Begin RECORDS TO PROCESS

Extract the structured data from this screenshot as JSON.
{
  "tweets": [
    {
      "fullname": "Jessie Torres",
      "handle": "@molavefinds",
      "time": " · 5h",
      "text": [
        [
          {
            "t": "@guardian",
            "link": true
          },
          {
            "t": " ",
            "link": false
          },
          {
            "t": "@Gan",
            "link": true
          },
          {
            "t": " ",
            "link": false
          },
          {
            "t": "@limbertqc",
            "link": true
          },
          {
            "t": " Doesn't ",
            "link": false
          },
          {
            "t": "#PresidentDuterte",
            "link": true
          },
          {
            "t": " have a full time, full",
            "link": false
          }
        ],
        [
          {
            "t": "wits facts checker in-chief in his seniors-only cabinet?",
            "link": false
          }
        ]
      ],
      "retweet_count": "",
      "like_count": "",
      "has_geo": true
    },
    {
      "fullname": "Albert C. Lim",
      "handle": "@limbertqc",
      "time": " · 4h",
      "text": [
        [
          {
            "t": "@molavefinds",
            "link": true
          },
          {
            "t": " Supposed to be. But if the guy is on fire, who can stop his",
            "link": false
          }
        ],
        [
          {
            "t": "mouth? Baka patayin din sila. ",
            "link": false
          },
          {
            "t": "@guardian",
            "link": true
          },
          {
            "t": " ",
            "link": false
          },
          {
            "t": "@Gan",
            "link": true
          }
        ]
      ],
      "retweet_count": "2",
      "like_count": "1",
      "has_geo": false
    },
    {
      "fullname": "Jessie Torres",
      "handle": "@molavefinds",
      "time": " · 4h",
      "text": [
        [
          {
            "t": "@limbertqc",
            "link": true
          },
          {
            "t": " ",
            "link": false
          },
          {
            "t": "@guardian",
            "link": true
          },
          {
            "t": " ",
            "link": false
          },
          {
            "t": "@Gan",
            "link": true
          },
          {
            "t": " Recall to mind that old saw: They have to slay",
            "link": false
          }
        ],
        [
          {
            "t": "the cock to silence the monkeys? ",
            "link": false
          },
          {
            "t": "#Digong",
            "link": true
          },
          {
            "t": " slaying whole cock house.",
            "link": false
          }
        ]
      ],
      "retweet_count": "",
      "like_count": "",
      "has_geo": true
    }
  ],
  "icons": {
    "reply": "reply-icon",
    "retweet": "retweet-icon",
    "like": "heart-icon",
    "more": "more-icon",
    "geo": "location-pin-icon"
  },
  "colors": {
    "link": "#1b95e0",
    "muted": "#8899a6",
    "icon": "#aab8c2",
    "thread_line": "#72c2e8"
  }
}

End RECORDS TO PROCESS

**WRITTEN REQUEST**:
Transcribe each record exactly. Leave nothing out.

**RESPONSE**:
Extract the structured data from this screenshot as JSON.
{
  "tweets": [
    {
      "fullname": "Jessie Torres",
      "handle": "@molavefinds",
      "time": " · 5h",
      "text": [
        [
          {
            "t": "@guardian",
            "link": true
          },
          {
            "t": " ",
            "link": false
          },
          {
            "t": "@Gan",
            "link": true
          },
          {
            "t": " ",
            "link": false
          },
          {
            "t": "@limbertqc",
            "link": true
          },
          {
            "t": " Doesn't ",
            "link": false
          },
          {
            "t": "#PresidentDuterte",
            "link": true
          },
          {
            "t": " have a full time, full",
            "link": false
          }
        ],
        [
          {
            "t": "wits facts checker in-chief in his seniors-only cabinet?",
            "link": false
          }
        ]
      ],
      "retweet_count": "",
      "like_count": "",
      "has_geo": true
    },
    {
      "fullname": "Albert C. Lim",
      "handle": "@limbertqc",
      "time": " · 4h",
      "text": [
        [
          {
            "t": "@molavefinds",
            "link": true
          },
          {
            "t": " Supposed to be. But if the guy is on fire, who can stop his",
            "link": false
          }
        ],
        [
          {
            "t": "mouth? Baka patayin din sila. ",
            "link": false
          },
          {
            "t": "@guardian",
            "link": true
          },
          {
            "t": " ",
            "link": false
          },
          {
            "t": "@Gan",
            "link": true
          }
        ]
      ],
      "retweet_count": "2",
      "like_count": "1",
      "has_geo": false
    },
    {
      "fullname": "Jessie Torres",
      "handle": "@molavefinds",
      "time": " · 4h",
      "text": [
        [
          {
            "t": "@limbertqc",
            "link": true
          },
          {
            "t": " ",
            "link": false
          },
          {
            "t": "@guardian",
            "link": true
          },
          {
            "t": " ",
            "link": false
          },
          {
            "t": "@Gan",
            "link": true
          },
          {
            "t": " Recall to mind that old saw: They have to slay",
            "link": false
          }
        ],
        [
          {
            "t": "the cock to silence the monkeys? ",
            "link": false
          },
          {
            "t": "#Digong",
            "link": true
          },
          {
            "t": " slaying whole cock house.",
            "link": false
          }
        ]
      ],
      "retweet_count": "",
      "like_count": "",
      "has_geo": true
    }
  ],
  "icons": {
    "reply": "reply-icon",
    "retweet": "retweet-icon",
    "like": "heart-icon",
    "more": "more-icon",
    "geo": "location-pin-icon"
  },
  "colors": {
    "link": "#1b95e0",
    "muted": "#8899a6",
    "icon": "#aab8c2",
    "thread_line": "#72c2e8"
  }
}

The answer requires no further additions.